- **Your goal**: Work out how many lines of the listing hold the string "title". Answer with that number alone.

- **Task inputs**:
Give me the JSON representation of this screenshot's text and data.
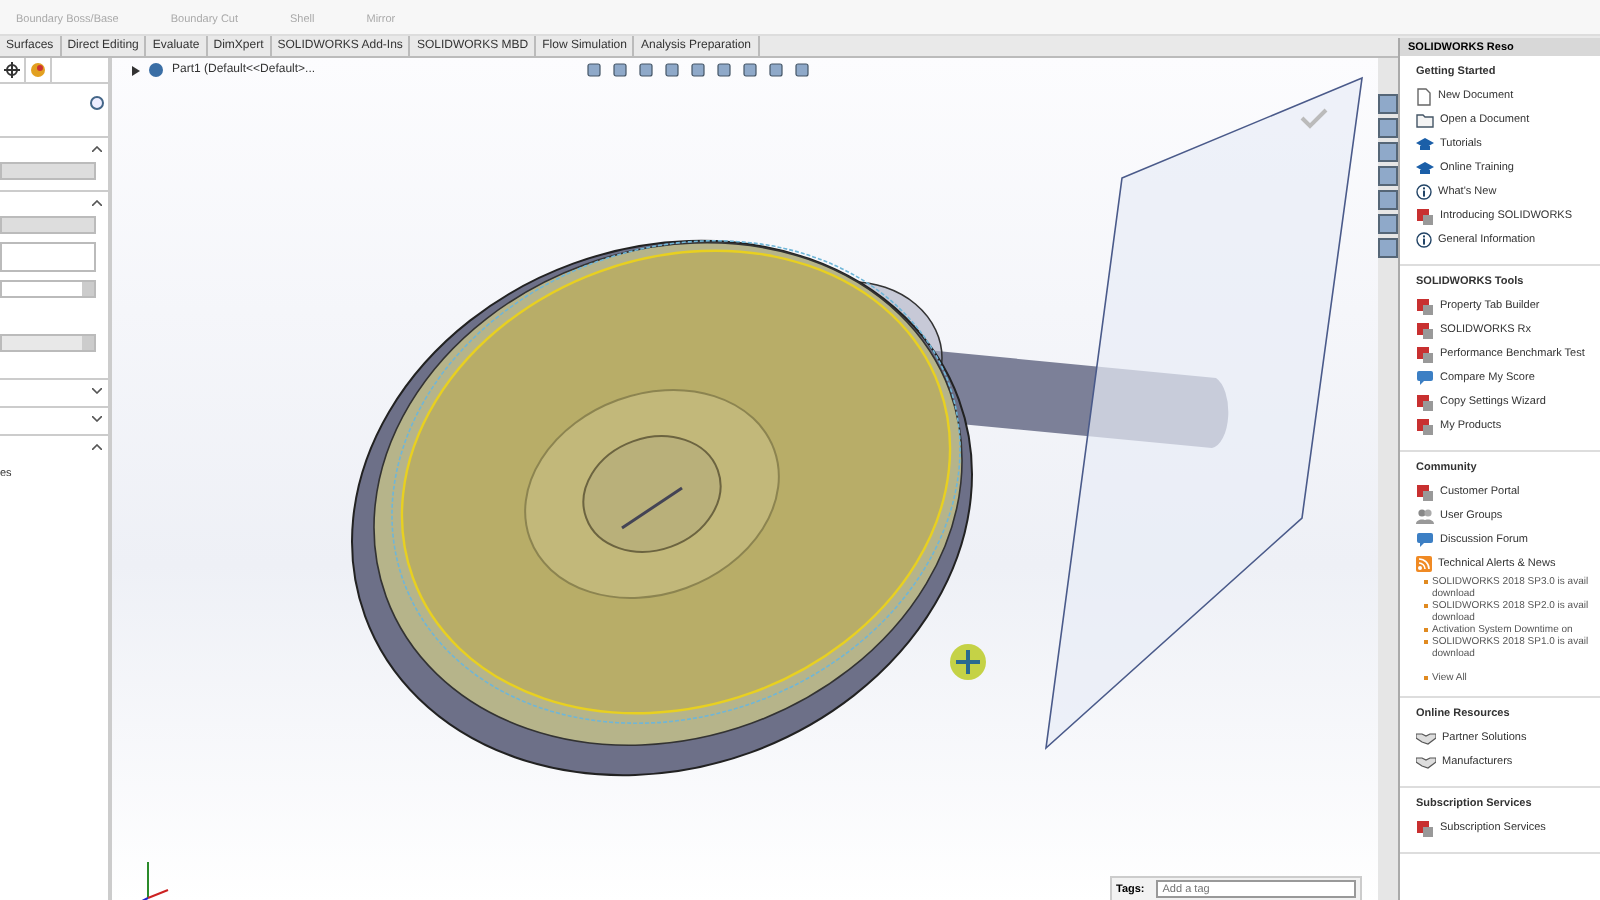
{
  "ribbon": {
    "row2": [
      "Boundary Boss/Base",
      "Boundary Cut",
      "Shell",
      "Mirror"
    ]
  },
  "tabs": [
    "Surfaces",
    "Direct Editing",
    "Evaluate",
    "DimXpert",
    "SOLIDWORKS Add-Ins",
    "SOLIDWORKS MBD",
    "Flow Simulation",
    "Analysis Preparation"
  ],
  "property_panel": {
    "fragment": "es"
  },
  "tree": {
    "label": "Part1  (Default<<Default>..."
  },
  "task_pane": {
    "title": "SOLIDWORKS Reso",
    "sections": [
      {
        "title": "Getting Started",
        "items": [
          {
            "kind": "doc",
            "label": "New Document"
          },
          {
            "kind": "folder",
            "label": "Open a Document"
          },
          {
            "kind": "cap",
            "label": "Tutorials"
          },
          {
            "kind": "cap",
            "label": "Online Training"
          },
          {
            "kind": "info",
            "label": "What's New"
          },
          {
            "kind": "tool",
            "label": "Introducing SOLIDWORKS"
          },
          {
            "kind": "info",
            "label": "General Information"
          }
        ]
      },
      {
        "title": "SOLIDWORKS Tools",
        "items": [
          {
            "kind": "tool",
            "label": "Property Tab Builder"
          },
          {
            "kind": "tool",
            "label": "SOLIDWORKS Rx"
          },
          {
            "kind": "tool",
            "label": "Performance Benchmark Test"
          },
          {
            "kind": "chat",
            "label": "Compare My Score"
          },
          {
            "kind": "tool",
            "label": "Copy Settings Wizard"
          },
          {
            "kind": "tool",
            "label": "My Products"
          }
        ]
      },
      {
        "title": "Community",
        "items": [
          {
            "kind": "tool",
            "label": "Customer Portal"
          },
          {
            "kind": "people",
            "label": "User Groups"
          },
          {
            "kind": "chat",
            "label": "Discussion Forum"
          },
          {
            "kind": "rss",
            "label": "Technical Alerts & News"
          }
        ],
        "news": [
          {
            "text": "SOLIDWORKS 2018 SP3.0 is avail",
            "more": "download"
          },
          {
            "text": "SOLIDWORKS 2018 SP2.0 is avail",
            "more": "download"
          },
          {
            "text": "Activation System Downtime on"
          },
          {
            "text": "SOLIDWORKS 2018 SP1.0 is avail",
            "more": "download"
          }
        ],
        "view_all": "View All"
      },
      {
        "title": "Online Resources",
        "items": [
          {
            "kind": "hand",
            "label": "Partner Solutions"
          },
          {
            "kind": "hand",
            "label": "Manufacturers"
          }
        ]
      },
      {
        "title": "Subscription Services",
        "items": [
          {
            "kind": "tool",
            "label": "Subscription Services"
          }
        ]
      }
    ]
  },
  "tags": {
    "label": "Tags:",
    "placeholder": "Add a tag"
  }
}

- **Solution to the exercise**: 6